(Document page transcription items)
* * * * * * * * *
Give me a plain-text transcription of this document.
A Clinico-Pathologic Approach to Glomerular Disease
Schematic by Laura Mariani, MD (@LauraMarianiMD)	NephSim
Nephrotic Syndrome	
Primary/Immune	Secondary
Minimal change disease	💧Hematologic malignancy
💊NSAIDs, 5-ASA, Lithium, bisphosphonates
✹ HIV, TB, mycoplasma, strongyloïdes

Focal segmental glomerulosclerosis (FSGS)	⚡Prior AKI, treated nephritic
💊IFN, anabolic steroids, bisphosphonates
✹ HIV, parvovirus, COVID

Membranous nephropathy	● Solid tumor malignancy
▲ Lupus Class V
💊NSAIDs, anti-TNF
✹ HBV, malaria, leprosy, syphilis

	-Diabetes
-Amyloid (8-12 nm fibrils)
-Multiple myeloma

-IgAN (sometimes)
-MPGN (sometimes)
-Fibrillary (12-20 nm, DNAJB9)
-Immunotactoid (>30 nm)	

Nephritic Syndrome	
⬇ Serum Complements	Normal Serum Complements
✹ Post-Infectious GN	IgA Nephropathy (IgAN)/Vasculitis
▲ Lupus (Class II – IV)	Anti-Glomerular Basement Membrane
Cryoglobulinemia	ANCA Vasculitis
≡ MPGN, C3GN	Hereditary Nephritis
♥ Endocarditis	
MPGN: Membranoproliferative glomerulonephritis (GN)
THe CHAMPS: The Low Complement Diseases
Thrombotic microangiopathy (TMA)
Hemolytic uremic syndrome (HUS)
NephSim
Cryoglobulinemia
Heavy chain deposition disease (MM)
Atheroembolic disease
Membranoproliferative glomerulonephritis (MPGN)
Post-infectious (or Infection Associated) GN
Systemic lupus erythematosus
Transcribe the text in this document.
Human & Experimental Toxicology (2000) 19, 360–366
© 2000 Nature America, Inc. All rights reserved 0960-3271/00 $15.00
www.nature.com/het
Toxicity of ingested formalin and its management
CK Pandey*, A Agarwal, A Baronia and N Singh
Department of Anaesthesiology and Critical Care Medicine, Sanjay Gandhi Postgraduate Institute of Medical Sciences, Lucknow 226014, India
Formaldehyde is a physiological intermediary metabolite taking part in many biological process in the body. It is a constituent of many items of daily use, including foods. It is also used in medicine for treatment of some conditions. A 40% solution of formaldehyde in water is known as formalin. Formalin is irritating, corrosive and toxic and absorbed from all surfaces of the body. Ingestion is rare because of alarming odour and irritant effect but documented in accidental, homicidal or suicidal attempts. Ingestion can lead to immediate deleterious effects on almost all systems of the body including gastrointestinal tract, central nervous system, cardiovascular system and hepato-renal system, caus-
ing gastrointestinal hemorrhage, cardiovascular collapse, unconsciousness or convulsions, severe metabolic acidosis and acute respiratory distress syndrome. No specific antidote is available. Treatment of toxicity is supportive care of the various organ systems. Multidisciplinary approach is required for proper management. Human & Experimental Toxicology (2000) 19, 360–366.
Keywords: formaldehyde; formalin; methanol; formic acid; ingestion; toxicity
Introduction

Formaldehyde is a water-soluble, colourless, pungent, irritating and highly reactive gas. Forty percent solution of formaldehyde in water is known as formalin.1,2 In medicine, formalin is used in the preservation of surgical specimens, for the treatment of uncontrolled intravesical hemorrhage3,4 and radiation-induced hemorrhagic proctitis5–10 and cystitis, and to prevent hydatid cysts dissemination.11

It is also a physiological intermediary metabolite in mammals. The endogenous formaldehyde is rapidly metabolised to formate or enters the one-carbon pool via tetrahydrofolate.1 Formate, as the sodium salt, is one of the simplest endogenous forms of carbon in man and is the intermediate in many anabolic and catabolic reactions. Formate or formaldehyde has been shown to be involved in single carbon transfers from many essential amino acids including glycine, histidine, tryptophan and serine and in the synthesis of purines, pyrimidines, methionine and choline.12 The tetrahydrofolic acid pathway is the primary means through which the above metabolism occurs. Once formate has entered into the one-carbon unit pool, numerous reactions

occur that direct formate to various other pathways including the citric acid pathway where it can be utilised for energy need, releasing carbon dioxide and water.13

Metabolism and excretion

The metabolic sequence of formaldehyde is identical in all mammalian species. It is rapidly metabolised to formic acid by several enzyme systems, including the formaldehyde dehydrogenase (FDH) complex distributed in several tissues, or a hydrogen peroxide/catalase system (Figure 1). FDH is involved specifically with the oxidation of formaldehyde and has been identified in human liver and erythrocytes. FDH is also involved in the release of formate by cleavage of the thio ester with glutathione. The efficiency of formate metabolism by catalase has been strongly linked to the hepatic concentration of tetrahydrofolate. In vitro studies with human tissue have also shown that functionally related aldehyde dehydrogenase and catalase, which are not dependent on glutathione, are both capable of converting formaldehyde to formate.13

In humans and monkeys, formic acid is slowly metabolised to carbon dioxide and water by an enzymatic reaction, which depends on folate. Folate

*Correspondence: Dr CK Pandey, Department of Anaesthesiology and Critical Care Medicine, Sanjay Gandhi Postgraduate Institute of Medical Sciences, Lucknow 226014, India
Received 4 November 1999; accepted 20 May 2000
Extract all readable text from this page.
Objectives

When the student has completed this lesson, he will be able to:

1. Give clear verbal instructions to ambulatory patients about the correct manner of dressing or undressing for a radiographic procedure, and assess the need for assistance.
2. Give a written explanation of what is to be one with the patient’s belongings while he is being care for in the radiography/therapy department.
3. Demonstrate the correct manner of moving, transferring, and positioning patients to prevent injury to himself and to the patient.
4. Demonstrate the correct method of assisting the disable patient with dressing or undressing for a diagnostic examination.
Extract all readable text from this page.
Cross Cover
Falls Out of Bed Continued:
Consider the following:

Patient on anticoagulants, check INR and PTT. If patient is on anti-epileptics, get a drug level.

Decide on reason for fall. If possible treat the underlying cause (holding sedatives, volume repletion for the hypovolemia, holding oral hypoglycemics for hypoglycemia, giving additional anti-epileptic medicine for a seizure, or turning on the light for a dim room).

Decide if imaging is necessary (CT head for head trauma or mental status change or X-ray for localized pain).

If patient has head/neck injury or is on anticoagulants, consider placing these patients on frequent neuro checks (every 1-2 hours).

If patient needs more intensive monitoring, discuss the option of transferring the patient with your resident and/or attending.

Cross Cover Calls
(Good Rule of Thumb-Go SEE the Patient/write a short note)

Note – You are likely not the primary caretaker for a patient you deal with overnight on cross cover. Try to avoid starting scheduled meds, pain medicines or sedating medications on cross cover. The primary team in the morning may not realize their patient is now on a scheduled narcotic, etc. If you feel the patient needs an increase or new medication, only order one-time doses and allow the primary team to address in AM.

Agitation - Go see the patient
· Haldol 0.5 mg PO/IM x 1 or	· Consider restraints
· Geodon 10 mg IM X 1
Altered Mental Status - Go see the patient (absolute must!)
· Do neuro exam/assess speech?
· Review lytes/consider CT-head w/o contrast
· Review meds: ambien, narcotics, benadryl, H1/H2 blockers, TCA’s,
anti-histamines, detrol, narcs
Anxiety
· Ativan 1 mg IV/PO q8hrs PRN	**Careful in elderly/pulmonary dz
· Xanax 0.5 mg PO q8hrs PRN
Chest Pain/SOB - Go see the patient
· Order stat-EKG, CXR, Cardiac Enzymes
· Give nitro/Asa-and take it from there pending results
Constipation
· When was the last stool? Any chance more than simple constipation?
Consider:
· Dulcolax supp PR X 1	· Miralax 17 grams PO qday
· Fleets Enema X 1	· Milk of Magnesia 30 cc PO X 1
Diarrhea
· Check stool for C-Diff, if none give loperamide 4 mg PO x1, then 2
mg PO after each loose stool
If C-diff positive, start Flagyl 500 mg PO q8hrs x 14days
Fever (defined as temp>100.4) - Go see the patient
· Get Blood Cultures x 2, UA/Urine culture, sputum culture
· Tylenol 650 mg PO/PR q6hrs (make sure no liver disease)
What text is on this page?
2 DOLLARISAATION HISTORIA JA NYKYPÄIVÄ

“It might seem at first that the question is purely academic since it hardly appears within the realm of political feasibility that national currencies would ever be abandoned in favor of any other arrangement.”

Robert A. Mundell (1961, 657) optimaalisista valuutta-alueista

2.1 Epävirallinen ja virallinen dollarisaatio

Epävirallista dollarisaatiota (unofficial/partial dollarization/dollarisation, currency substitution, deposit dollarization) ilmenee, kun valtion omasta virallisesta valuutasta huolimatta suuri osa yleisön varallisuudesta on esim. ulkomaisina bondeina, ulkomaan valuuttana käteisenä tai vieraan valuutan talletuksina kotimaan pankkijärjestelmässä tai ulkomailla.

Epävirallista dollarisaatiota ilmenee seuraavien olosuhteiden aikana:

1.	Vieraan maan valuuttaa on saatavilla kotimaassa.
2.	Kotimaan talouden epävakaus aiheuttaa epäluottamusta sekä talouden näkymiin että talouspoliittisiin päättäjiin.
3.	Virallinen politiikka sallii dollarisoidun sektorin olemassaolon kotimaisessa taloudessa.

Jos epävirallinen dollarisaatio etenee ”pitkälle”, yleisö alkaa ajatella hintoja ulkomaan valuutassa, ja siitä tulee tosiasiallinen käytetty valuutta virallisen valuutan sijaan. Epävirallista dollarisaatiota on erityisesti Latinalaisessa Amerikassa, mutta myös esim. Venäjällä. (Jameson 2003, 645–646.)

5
* * * * * * * * *
## [Goal of the exercise]
Search the data above for the word "Gandhi", then gather each line in which it appears.

## [Solution to the exercise]
Department of Anaesthesiology and Critical Care Medicine, Sanjay Gandhi Postgraduate Institute of Medical Sciences, Lucknow 226014, India
*Correspondence: Dr CK Pandey, Department of Anaesthesiology and Critical Care Medicine, Sanjay Gandhi Postgraduate Institute of Medical Sciences, Lucknow 226014, India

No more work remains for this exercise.